- _Given problem_
Every record here should be printed again exactly.

- _Record extracts_

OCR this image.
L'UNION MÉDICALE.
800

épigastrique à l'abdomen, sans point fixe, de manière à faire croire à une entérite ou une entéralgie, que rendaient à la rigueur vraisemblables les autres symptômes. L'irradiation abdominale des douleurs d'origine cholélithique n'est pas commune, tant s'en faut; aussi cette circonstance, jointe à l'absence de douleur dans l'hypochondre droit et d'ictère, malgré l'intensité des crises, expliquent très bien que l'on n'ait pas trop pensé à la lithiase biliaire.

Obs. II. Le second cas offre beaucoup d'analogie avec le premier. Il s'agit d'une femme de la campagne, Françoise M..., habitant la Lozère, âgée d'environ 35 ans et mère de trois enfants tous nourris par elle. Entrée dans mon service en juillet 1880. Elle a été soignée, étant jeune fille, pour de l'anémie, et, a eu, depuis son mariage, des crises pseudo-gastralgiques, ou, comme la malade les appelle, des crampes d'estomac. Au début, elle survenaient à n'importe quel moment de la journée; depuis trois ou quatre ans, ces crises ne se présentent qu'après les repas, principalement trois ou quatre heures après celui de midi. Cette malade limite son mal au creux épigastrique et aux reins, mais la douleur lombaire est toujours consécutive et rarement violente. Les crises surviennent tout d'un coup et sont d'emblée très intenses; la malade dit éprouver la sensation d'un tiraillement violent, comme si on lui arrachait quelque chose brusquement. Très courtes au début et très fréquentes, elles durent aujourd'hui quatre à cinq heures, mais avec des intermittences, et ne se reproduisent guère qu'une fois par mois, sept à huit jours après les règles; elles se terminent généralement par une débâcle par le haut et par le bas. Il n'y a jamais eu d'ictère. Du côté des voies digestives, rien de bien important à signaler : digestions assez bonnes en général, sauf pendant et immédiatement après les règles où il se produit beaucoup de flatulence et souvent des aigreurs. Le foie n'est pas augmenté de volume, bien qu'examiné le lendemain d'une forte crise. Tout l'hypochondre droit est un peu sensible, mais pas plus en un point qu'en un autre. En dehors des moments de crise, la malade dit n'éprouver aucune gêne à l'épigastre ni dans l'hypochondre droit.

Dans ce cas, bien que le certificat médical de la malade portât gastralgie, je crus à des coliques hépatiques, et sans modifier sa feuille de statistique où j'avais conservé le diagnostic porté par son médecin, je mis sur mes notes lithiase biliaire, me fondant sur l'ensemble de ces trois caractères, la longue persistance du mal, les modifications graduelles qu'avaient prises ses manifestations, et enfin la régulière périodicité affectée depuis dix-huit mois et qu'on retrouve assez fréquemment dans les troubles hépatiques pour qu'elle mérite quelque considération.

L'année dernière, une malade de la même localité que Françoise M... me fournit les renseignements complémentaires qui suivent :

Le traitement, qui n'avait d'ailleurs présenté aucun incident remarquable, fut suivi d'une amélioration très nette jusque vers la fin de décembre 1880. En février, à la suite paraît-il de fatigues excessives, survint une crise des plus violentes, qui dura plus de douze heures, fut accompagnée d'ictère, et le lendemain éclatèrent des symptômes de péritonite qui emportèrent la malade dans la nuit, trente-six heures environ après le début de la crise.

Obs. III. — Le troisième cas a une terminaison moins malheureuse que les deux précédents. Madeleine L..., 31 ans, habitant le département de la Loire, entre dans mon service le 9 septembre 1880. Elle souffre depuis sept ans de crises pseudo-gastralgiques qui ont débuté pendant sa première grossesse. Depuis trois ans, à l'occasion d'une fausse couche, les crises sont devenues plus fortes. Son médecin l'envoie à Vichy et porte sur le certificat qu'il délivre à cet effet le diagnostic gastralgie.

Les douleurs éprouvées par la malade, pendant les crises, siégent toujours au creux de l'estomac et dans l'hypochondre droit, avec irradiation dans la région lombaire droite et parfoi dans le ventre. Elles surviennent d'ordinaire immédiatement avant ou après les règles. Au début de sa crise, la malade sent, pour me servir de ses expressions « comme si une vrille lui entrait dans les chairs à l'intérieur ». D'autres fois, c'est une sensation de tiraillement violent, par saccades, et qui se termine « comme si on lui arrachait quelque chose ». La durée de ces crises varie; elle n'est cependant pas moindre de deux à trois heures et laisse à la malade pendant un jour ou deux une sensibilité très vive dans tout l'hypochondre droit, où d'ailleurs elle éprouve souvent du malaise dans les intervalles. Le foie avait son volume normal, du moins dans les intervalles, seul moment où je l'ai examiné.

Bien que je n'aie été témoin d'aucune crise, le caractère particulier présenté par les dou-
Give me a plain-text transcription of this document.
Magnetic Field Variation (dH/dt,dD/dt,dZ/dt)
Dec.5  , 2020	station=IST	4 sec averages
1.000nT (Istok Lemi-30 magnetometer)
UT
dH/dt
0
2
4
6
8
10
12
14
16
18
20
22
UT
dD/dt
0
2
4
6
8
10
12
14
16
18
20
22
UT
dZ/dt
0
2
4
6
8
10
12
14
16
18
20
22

- _Finished answer_
OCR this image.
L'UNION MÉDICALE.
800

épigastrique à l'abdomen, sans point fixe, de manière à faire croire à une entérite ou une entéralgie, que rendaient à la rigueur vraisemblables les autres symptômes. L'irradiation abdominale des douleurs d'origine cholélithique n'est pas commune, tant s'en faut; aussi cette circonstance, jointe à l'absence de douleur dans l'hypochondre droit et d'ictère, malgré l'intensité des crises, expliquent très bien que l'on n'ait pas trop pensé à la lithiase biliaire.

Obs. II. Le second cas offre beaucoup d'analogie avec le premier. Il s'agit d'une femme de la campagne, Françoise M..., habitant la Lozère, âgée d'environ 35 ans et mère de trois enfants tous nourris par elle. Entrée dans mon service en juillet 1880. Elle a été soignée, étant jeune fille, pour de l'anémie, et, a eu, depuis son mariage, des crises pseudo-gastralgiques, ou, comme la malade les appelle, des crampes d'estomac. Au début, elle survenaient à n'importe quel moment de la journée; depuis trois ou quatre ans, ces crises ne se présentent qu'après les repas, principalement trois ou quatre heures après celui de midi. Cette malade limite son mal au creux épigastrique et aux reins, mais la douleur lombaire est toujours consécutive et rarement violente. Les crises surviennent tout d'un coup et sont d'emblée très intenses; la malade dit éprouver la sensation d'un tiraillement violent, comme si on lui arrachait quelque chose brusquement. Très courtes au début et très fréquentes, elles durent aujourd'hui quatre à cinq heures, mais avec des intermittences, et ne se reproduisent guère qu'une fois par mois, sept à huit jours après les règles; elles se terminent généralement par une débâcle par le haut et par le bas. Il n'y a jamais eu d'ictère. Du côté des voies digestives, rien de bien important à signaler : digestions assez bonnes en général, sauf pendant et immédiatement après les règles où il se produit beaucoup de flatulence et souvent des aigreurs. Le foie n'est pas augmenté de volume, bien qu'examiné le lendemain d'une forte crise. Tout l'hypochondre droit est un peu sensible, mais pas plus en un point qu'en un autre. En dehors des moments de crise, la malade dit n'éprouver aucune gêne à l'épigastre ni dans l'hypochondre droit.

Dans ce cas, bien que le certificat médical de la malade portât gastralgie, je crus à des coliques hépatiques, et sans modifier sa feuille de statistique où j'avais conservé le diagnostic porté par son médecin, je mis sur mes notes lithiase biliaire, me fondant sur l'ensemble de ces trois caractères, la longue persistance du mal, les modifications graduelles qu'avaient prises ses manifestations, et enfin la régulière périodicité affectée depuis dix-huit mois et qu'on retrouve assez fréquemment dans les troubles hépatiques pour qu'elle mérite quelque considération.

L'année dernière, une malade de la même localité que Françoise M... me fournit les renseignements complémentaires qui suivent :

Le traitement, qui n'avait d'ailleurs présenté aucun incident remarquable, fut suivi d'une amélioration très nette jusque vers la fin de décembre 1880. En février, à la suite paraît-il de fatigues excessives, survint une crise des plus violentes, qui dura plus de douze heures, fut accompagnée d'ictère, et le lendemain éclatèrent des symptômes de péritonite qui emportèrent la malade dans la nuit, trente-six heures environ après le début de la crise.

Obs. III. — Le troisième cas a une terminaison moins malheureuse que les deux précédents. Madeleine L..., 31 ans, habitant le département de la Loire, entre dans mon service le 9 septembre 1880. Elle souffre depuis sept ans de crises pseudo-gastralgiques qui ont débuté pendant sa première grossesse. Depuis trois ans, à l'occasion d'une fausse couche, les crises sont devenues plus fortes. Son médecin l'envoie à Vichy et porte sur le certificat qu'il délivre à cet effet le diagnostic gastralgie.

Les douleurs éprouvées par la malade, pendant les crises, siégent toujours au creux de l'estomac et dans l'hypochondre droit, avec irradiation dans la région lombaire droite et parfoi dans le ventre. Elles surviennent d'ordinaire immédiatement avant ou après les règles. Au début de sa crise, la malade sent, pour me servir de ses expressions « comme si une vrille lui entrait dans les chairs à l'intérieur ». D'autres fois, c'est une sensation de tiraillement violent, par saccades, et qui se termine « comme si on lui arrachait quelque chose ». La durée de ces crises varie; elle n'est cependant pas moindre de deux à trois heures et laisse à la malade pendant un jour ou deux une sensibilité très vive dans tout l'hypochondre droit, où d'ailleurs elle éprouve souvent du malaise dans les intervalles. Le foie avait son volume normal, du moins dans les intervalles, seul moment où je l'ai examiné.

Bien que je n'aie été témoin d'aucune crise, le caractère particulier présenté par les dou-
Give me a plain-text transcription of this document.
Magnetic Field Variation (dH/dt,dD/dt,dZ/dt)
Dec.5  , 2020	station=IST	4 sec averages
1.000nT (Istok Lemi-30 magnetometer)
UT
dH/dt
0
2
4
6
8
10
12
14
16
18
20
22
UT
dD/dt
0
2
4
6
8
10
12
14
16
18
20
22
UT
dZ/dt
0
2
4
6
8
10
12
14
16
18
20
22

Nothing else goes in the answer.